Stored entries
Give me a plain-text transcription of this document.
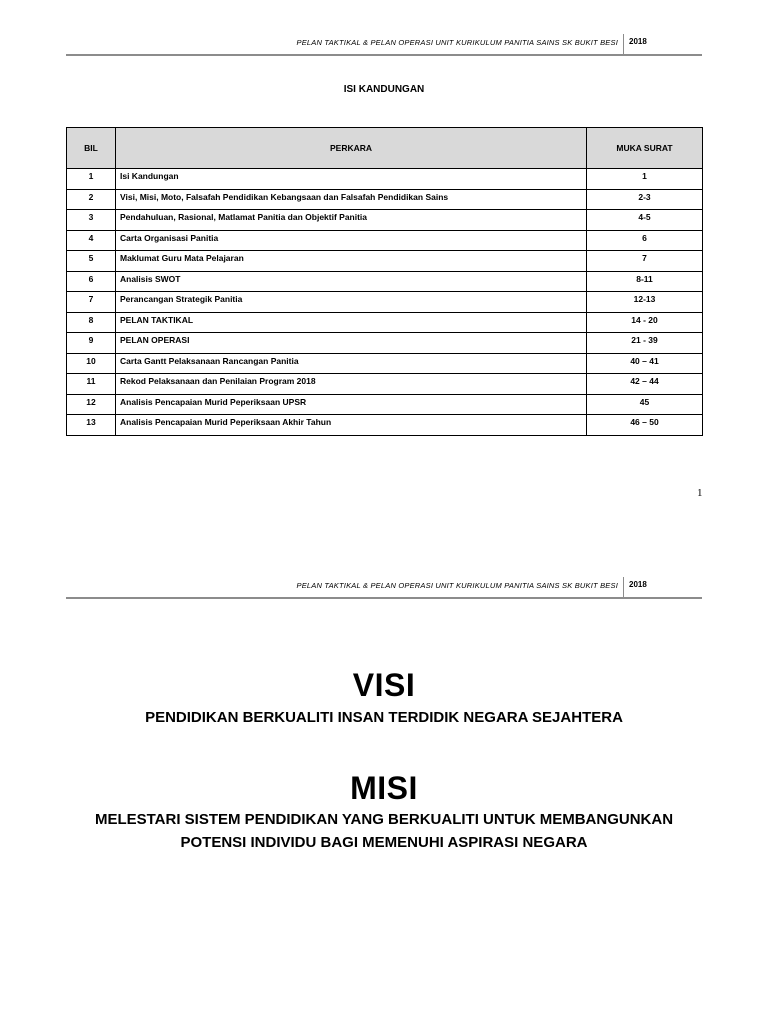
PELAN TAKTIKAL & PELAN OPERASI UNIT KURIKULUM PANITIA SAINS SK BUKIT BESI 2018
ISI KANDUNGAN
BIL	PERKARA	MUKA SURAT
1	Isi Kandungan	1
2	Visi, Misi, Moto, Falsafah Pendidikan Kebangsaan dan Falsafah Pendidikan Sains	2-3
3	Pendahuluan, Rasional, Matlamat Panitia dan Objektif Panitia	4-5
4	Carta Organisasi Panitia	6
5	Maklumat Guru Mata Pelajaran	7
6	Analisis SWOT	8-11
7	Perancangan Strategik Panitia	12-13
8	PELAN TAKTIKAL	14 - 20
9	PELAN OPERASI	21 - 39
10	Carta Gantt Pelaksanaan Rancangan Panitia	40 – 41
11	Rekod Pelaksanaan dan Penilaian Program 2018	42 – 44
12	Analisis Pencapaian Murid Peperiksaan UPSR	45
13	Analisis Pencapaian Murid Peperiksaan Akhir Tahun	46 – 50
1
PELAN TAKTIKAL & PELAN OPERASI UNIT KURIKULUM PANITIA SAINS SK BUKIT BESI 2018
VISI
PENDIDIKAN BERKUALITI INSAN TERDIDIK NEGARA SEJAHTERA
MISI
MELESTARI SISTEM PENDIDIKAN YANG BERKUALITI UNTUK MEMBANGUNKAN
POTENSI INDIVIDU BAGI MEMENUHI ASPIRASI NEGARA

## GOAL
Every record gets retyped exactly; no picture goes into the copy.

## FINAL RESULT
Give me a plain-text transcription of this document.
PELAN TAKTIKAL & PELAN OPERASI UNIT KURIKULUM PANITIA SAINS SK BUKIT BESI 2018
ISI KANDUNGAN
BIL	PERKARA	MUKA SURAT
1	Isi Kandungan	1
2	Visi, Misi, Moto, Falsafah Pendidikan Kebangsaan dan Falsafah Pendidikan Sains	2-3
3	Pendahuluan, Rasional, Matlamat Panitia dan Objektif Panitia	4-5
4	Carta Organisasi Panitia	6
5	Maklumat Guru Mata Pelajaran	7
6	Analisis SWOT	8-11
7	Perancangan Strategik Panitia	12-13
8	PELAN TAKTIKAL	14 - 20
9	PELAN OPERASI	21 - 39
10	Carta Gantt Pelaksanaan Rancangan Panitia	40 – 41
11	Rekod Pelaksanaan dan Penilaian Program 2018	42 – 44
12	Analisis Pencapaian Murid Peperiksaan UPSR	45
13	Analisis Pencapaian Murid Peperiksaan Akhir Tahun	46 – 50
1
PELAN TAKTIKAL & PELAN OPERASI UNIT KURIKULUM PANITIA SAINS SK BUKIT BESI 2018
VISI
PENDIDIKAN BERKUALITI INSAN TERDIDIK NEGARA SEJAHTERA
MISI
MELESTARI SISTEM PENDIDIKAN YANG BERKUALITI UNTUK MEMBANGUNKAN
POTENSI INDIVIDU BAGI MEMENUHI ASPIRASI NEGARA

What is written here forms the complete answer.